§ **TASK GOAL**: Locate each line in the entries below that contains the string "patch", treating case as significant, and copy every such line.

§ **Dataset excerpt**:
= = = = =

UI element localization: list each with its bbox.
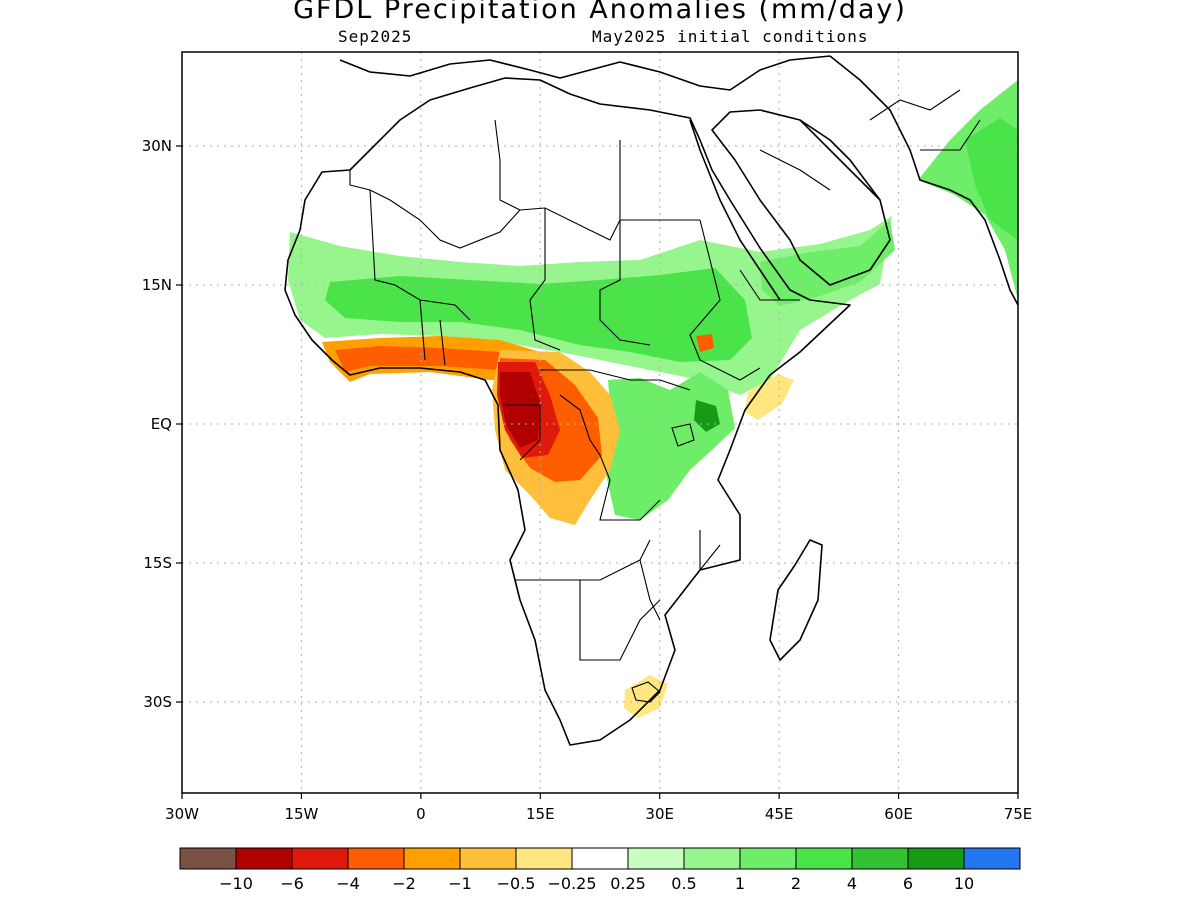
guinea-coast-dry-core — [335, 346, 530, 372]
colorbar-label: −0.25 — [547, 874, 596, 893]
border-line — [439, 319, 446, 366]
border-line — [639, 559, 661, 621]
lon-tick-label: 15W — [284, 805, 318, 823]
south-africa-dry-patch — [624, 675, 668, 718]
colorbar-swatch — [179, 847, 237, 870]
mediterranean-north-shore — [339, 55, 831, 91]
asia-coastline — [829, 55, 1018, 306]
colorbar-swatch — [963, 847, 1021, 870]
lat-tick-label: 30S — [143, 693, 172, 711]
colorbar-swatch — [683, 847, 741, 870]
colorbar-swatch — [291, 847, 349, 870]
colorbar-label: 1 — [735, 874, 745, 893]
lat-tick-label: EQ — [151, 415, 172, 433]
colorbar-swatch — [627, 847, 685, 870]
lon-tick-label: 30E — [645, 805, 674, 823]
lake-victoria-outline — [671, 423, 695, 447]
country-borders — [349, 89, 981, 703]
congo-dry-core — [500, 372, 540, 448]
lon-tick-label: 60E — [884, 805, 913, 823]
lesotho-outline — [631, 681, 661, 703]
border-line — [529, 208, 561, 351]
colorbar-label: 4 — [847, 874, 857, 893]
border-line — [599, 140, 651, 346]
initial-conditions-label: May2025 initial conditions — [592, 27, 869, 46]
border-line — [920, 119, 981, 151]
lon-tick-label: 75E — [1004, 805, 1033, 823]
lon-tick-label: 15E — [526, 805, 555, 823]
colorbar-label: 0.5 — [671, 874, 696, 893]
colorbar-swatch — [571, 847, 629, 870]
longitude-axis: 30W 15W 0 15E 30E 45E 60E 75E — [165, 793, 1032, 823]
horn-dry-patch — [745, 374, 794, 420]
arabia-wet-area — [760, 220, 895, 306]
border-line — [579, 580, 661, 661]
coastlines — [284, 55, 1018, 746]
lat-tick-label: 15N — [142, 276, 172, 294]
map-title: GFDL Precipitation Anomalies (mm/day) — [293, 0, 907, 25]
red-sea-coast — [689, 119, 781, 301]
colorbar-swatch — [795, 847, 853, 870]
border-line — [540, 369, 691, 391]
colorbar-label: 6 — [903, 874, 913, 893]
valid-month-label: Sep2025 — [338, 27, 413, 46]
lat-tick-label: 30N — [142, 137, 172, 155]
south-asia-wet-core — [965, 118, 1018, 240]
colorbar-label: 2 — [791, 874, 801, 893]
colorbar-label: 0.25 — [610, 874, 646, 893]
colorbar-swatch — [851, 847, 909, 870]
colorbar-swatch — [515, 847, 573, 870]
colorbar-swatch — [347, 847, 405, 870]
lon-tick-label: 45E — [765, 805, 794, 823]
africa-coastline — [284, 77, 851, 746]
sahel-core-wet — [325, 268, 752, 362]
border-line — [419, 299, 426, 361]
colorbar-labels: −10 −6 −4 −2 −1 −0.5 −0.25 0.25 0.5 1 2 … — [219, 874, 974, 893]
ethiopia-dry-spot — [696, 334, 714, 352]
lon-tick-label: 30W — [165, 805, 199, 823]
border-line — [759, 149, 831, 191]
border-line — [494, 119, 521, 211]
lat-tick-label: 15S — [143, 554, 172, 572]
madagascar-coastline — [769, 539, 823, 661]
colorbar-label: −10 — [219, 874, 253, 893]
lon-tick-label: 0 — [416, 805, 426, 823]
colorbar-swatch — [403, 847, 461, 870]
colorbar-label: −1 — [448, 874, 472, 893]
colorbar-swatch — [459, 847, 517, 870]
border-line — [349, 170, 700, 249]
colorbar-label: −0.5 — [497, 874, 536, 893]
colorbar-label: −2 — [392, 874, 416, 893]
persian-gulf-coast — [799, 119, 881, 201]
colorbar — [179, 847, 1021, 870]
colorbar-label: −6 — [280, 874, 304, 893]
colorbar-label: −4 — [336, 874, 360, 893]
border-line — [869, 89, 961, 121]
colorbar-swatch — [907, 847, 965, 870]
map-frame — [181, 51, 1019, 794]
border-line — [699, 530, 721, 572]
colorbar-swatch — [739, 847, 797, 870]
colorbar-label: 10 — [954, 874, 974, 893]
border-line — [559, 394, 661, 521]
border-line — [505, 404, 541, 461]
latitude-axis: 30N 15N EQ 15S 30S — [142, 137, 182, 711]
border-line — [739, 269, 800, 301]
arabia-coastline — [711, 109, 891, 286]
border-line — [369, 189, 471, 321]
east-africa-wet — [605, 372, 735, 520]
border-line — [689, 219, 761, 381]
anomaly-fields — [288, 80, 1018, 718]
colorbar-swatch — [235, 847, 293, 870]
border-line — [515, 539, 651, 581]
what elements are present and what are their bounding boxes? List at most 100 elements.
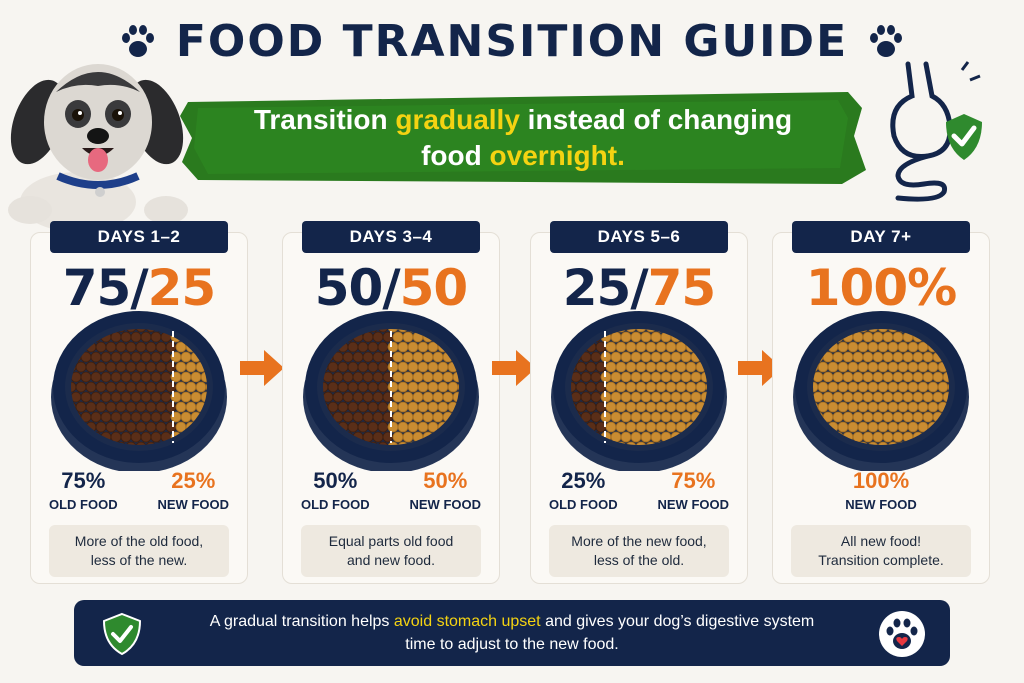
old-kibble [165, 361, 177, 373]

= = = = =

§ **FULL OUTPUT**:
south-africa-dry-patch — [624, 675, 668, 718]
horn-dry-patch — [745, 374, 794, 420]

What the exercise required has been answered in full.